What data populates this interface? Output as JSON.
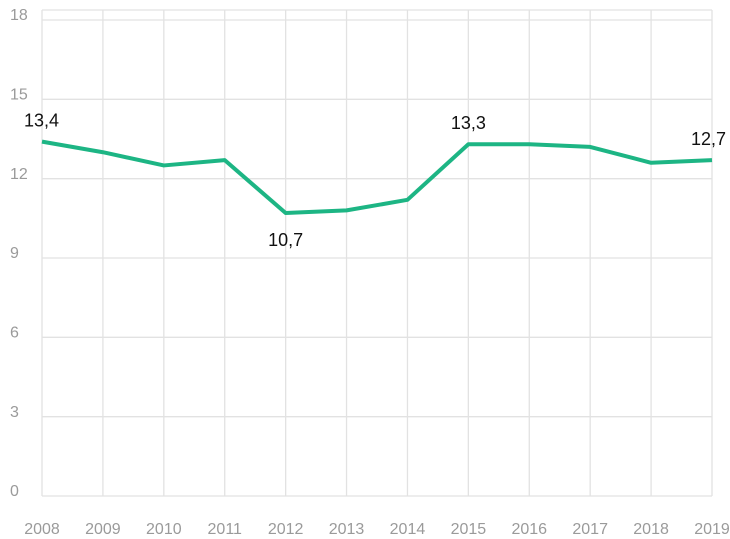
{
  "chart_data": {
    "type": "line",
    "categories": [
      "2008",
      "2009",
      "2010",
      "2011",
      "2012",
      "2013",
      "2014",
      "2015",
      "2016",
      "2017",
      "2018",
      "2019"
    ],
    "series": [
      {
        "color": "#1db584",
        "values": [
          13.4,
          13.0,
          12.5,
          12.7,
          10.7,
          10.8,
          11.2,
          13.3,
          13.3,
          13.2,
          12.6,
          12.7
        ],
        "value_labels": [
          "13,4",
          null,
          null,
          null,
          "10,7",
          null,
          null,
          "13,3",
          null,
          null,
          null,
          "12,7"
        ]
      }
    ],
    "ylim": [
      0,
      18
    ],
    "yticks": [
      0,
      3,
      6,
      9,
      12,
      15,
      18
    ],
    "grid": true
  }
}
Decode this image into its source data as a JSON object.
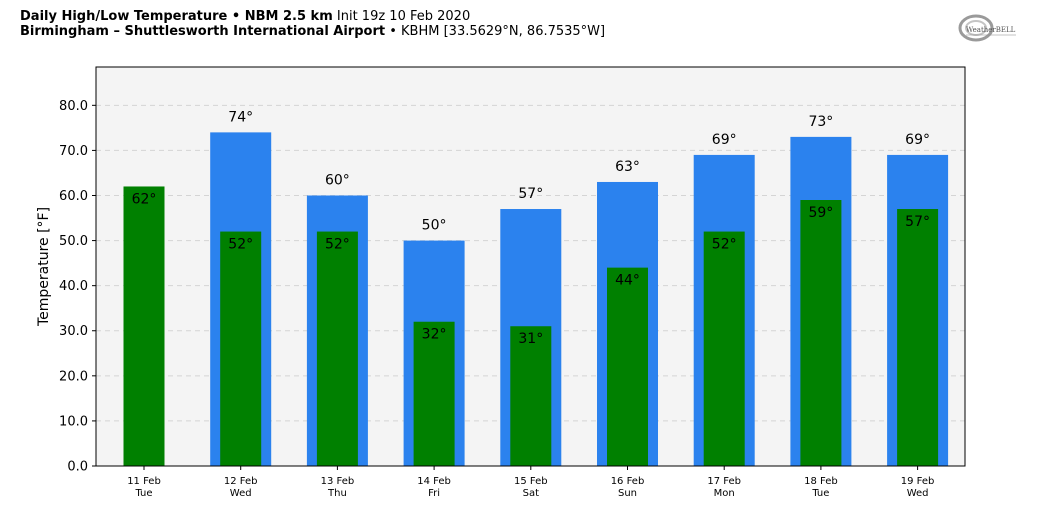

--------

# The exercise
The listing above needs to be output again exactly. Don't include the pictures.

# Solution to this exercise
What data populates this interface? Output as JSON.
{
  "chart_data": {
    "type": "line",
    "categories": [
      "2008",
      "2009",
      "2010",
      "2011",
      "2012",
      "2013",
      "2014",
      "2015",
      "2016",
      "2017",
      "2018",
      "2019"
    ],
    "series": [
      {
        "color": "#1db584",
        "values": [
          13.4,
          13.0,
          12.5,
          12.7,
          10.7,
          10.8,
          11.2,
          13.3,
          13.3,
          13.2,
          12.6,
          12.7
        ],
        "value_labels": [
          "13,4",
          null,
          null,
          null,
          "10,7",
          null,
          null,
          "13,3",
          null,
          null,
          null,
          "12,7"
        ]
      }
    ],
    "ylim": [
      0,
      18
    ],
    "yticks": [
      0,
      3,
      6,
      9,
      12,
      15,
      18
    ],
    "grid": true
  }
}
Decode this image into its source data as a JSON object.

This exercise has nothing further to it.